Request:
Copy each line exactly.

* start *

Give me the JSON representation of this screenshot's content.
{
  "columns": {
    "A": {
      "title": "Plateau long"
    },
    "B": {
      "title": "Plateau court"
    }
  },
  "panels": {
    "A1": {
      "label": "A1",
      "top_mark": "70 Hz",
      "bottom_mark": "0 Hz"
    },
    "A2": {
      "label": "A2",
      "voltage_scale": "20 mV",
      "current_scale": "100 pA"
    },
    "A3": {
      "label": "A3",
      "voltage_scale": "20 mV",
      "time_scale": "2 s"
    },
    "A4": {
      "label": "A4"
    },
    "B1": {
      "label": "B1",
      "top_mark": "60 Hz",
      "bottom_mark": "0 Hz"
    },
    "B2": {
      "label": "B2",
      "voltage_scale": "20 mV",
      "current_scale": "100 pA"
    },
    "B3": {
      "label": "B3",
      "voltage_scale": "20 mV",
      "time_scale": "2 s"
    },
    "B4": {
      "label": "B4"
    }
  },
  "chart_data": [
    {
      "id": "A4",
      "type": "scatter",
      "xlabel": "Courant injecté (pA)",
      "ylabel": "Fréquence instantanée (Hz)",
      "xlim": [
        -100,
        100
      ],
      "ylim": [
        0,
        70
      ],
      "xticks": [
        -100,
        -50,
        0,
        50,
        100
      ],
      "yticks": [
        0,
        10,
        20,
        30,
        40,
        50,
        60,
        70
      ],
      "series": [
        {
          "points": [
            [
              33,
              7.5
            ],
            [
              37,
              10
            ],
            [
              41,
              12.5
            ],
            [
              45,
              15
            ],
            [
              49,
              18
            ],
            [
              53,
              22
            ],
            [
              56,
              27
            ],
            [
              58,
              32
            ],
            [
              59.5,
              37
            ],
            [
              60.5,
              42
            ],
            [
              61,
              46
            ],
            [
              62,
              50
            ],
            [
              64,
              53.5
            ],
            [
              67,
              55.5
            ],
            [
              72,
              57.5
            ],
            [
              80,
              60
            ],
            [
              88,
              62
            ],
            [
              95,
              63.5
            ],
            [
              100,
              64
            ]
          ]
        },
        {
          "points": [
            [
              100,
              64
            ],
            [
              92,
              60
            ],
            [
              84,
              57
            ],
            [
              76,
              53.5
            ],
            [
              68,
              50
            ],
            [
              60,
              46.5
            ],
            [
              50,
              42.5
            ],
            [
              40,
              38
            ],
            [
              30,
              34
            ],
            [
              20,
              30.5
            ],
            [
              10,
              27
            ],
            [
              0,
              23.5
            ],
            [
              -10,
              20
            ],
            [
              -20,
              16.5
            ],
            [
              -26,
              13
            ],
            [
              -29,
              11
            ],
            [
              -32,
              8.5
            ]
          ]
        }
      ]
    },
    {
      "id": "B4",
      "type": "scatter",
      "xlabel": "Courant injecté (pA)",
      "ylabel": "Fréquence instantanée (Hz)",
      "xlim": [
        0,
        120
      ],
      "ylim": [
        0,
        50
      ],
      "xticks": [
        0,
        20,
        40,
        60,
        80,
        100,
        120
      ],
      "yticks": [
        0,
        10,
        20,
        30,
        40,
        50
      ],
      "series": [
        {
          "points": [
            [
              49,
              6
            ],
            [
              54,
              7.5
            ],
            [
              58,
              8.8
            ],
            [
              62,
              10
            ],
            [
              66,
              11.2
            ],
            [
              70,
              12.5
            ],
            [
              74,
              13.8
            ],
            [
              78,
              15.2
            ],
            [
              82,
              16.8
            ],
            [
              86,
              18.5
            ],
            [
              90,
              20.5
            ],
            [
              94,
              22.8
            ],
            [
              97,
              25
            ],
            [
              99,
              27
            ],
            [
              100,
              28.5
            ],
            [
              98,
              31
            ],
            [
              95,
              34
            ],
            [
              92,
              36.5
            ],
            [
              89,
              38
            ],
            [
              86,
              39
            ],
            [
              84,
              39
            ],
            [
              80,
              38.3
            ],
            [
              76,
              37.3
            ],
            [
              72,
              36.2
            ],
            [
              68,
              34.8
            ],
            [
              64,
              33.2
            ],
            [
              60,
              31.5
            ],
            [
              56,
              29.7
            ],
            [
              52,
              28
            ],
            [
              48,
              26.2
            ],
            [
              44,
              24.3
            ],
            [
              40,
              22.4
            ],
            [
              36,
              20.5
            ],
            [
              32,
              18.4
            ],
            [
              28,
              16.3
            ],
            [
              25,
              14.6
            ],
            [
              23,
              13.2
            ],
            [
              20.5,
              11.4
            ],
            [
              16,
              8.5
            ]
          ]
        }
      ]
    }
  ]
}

* end *

Answer to the problem:
Give me the JSON representation of this screenshot's content.
{
  "columns": {
    "A": {
      "title": "Plateau long"
    },
    "B": {
      "title": "Plateau court"
    }
  },
  "panels": {
    "A1": {
      "label": "A1",
      "top_mark": "70 Hz",
      "bottom_mark": "0 Hz"
    },
    "A2": {
      "label": "A2",
      "voltage_scale": "20 mV",
      "current_scale": "100 pA"
    },
    "A3": {
      "label": "A3",
      "voltage_scale": "20 mV",
      "time_scale": "2 s"
    },
    "A4": {
      "label": "A4"
    },
    "B1": {
      "label": "B1",
      "top_mark": "60 Hz",
      "bottom_mark": "0 Hz"
    },
    "B2": {
      "label": "B2",
      "voltage_scale": "20 mV",
      "current_scale": "100 pA"
    },
    "B3": {
      "label": "B3",
      "voltage_scale": "20 mV",
      "time_scale": "2 s"
    },
    "B4": {
      "label": "B4"
    }
  },
  "chart_data": [
    {
      "id": "A4",
      "type": "scatter",
      "xlabel": "Courant injecté (pA)",
      "ylabel": "Fréquence instantanée (Hz)",
      "xlim": [
        -100,
        100
      ],
      "ylim": [
        0,
        70
      ],
      "xticks": [
        -100,
        -50,
        0,
        50,
        100
      ],
      "yticks": [
        0,
        10,
        20,
        30,
        40,
        50,
        60,
        70
      ],
      "series": [
        {
          "points": [
            [
              33,
              7.5
            ],
            [
              37,
              10
            ],
            [
              41,
              12.5
            ],
            [
              45,
              15
            ],
            [
              49,
              18
            ],
            [
              53,
              22
            ],
            [
              56,
              27
            ],
            [
              58,
              32
            ],
            [
              59.5,
              37
            ],
            [
              60.5,
              42
            ],
            [
              61,
              46
            ],
            [
              62,
              50
            ],
            [
              64,
              53.5
            ],
            [
              67,
              55.5
            ],
            [
              72,
              57.5
            ],
            [
              80,
              60
            ],
            [
              88,
              62
            ],
            [
              95,
              63.5
            ],
            [
              100,
              64
            ]
          ]
        },
        {
          "points": [
            [
              100,
              64
            ],
            [
              92,
              60
            ],
            [
              84,
              57
            ],
            [
              76,
              53.5
            ],
            [
              68,
              50
            ],
            [
              60,
              46.5
            ],
            [
              50,
              42.5
            ],
            [
              40,
              38
            ],
            [
              30,
              34
            ],
            [
              20,
              30.5
            ],
            [
              10,
              27
            ],
            [
              0,
              23.5
            ],
            [
              -10,
              20
            ],
            [
              -20,
              16.5
            ],
            [
              -26,
              13
            ],
            [
              -29,
              11
            ],
            [
              -32,
              8.5
            ]
          ]
        }
      ]
    },
    {
      "id": "B4",
      "type": "scatter",
      "xlabel": "Courant injecté (pA)",
      "ylabel": "Fréquence instantanée (Hz)",
      "xlim": [
        0,
        120
      ],
      "ylim": [
        0,
        50
      ],
      "xticks": [
        0,
        20,
        40,
        60,
        80,
        100,
        120
      ],
      "yticks": [
        0,
        10,
        20,
        30,
        40,
        50
      ],
      "series": [
        {
          "points": [
            [
              49,
              6
            ],
            [
              54,
              7.5
            ],
            [
              58,
              8.8
            ],
            [
              62,
              10
            ],
            [
              66,
              11.2
            ],
            [
              70,
              12.5
            ],
            [
              74,
              13.8
            ],
            [
              78,
              15.2
            ],
            [
              82,
              16.8
            ],
            [
              86,
              18.5
            ],
            [
              90,
              20.5
            ],
            [
              94,
              22.8
            ],
            [
              97,
              25
            ],
            [
              99,
              27
            ],
            [
              100,
              28.5
            ],
            [
              98,
              31
            ],
            [
              95,
              34
            ],
            [
              92,
              36.5
            ],
            [
              89,
              38
            ],
            [
              86,
              39
            ],
            [
              84,
              39
            ],
            [
              80,
              38.3
            ],
            [
              76,
              37.3
            ],
            [
              72,
              36.2
            ],
            [
              68,
              34.8
            ],
            [
              64,
              33.2
            ],
            [
              60,
              31.5
            ],
            [
              56,
              29.7
            ],
            [
              52,
              28
            ],
            [
              48,
              26.2
            ],
            [
              44,
              24.3
            ],
            [
              40,
              22.4
            ],
            [
              36,
              20.5
            ],
            [
              32,
              18.4
            ],
            [
              28,
              16.3
            ],
            [
              25,
              14.6
            ],
            [
              23,
              13.2
            ],
            [
              20.5,
              11.4
            ],
            [
              16,
              8.5
            ]
          ]
        }
      ]
    }
  ]
}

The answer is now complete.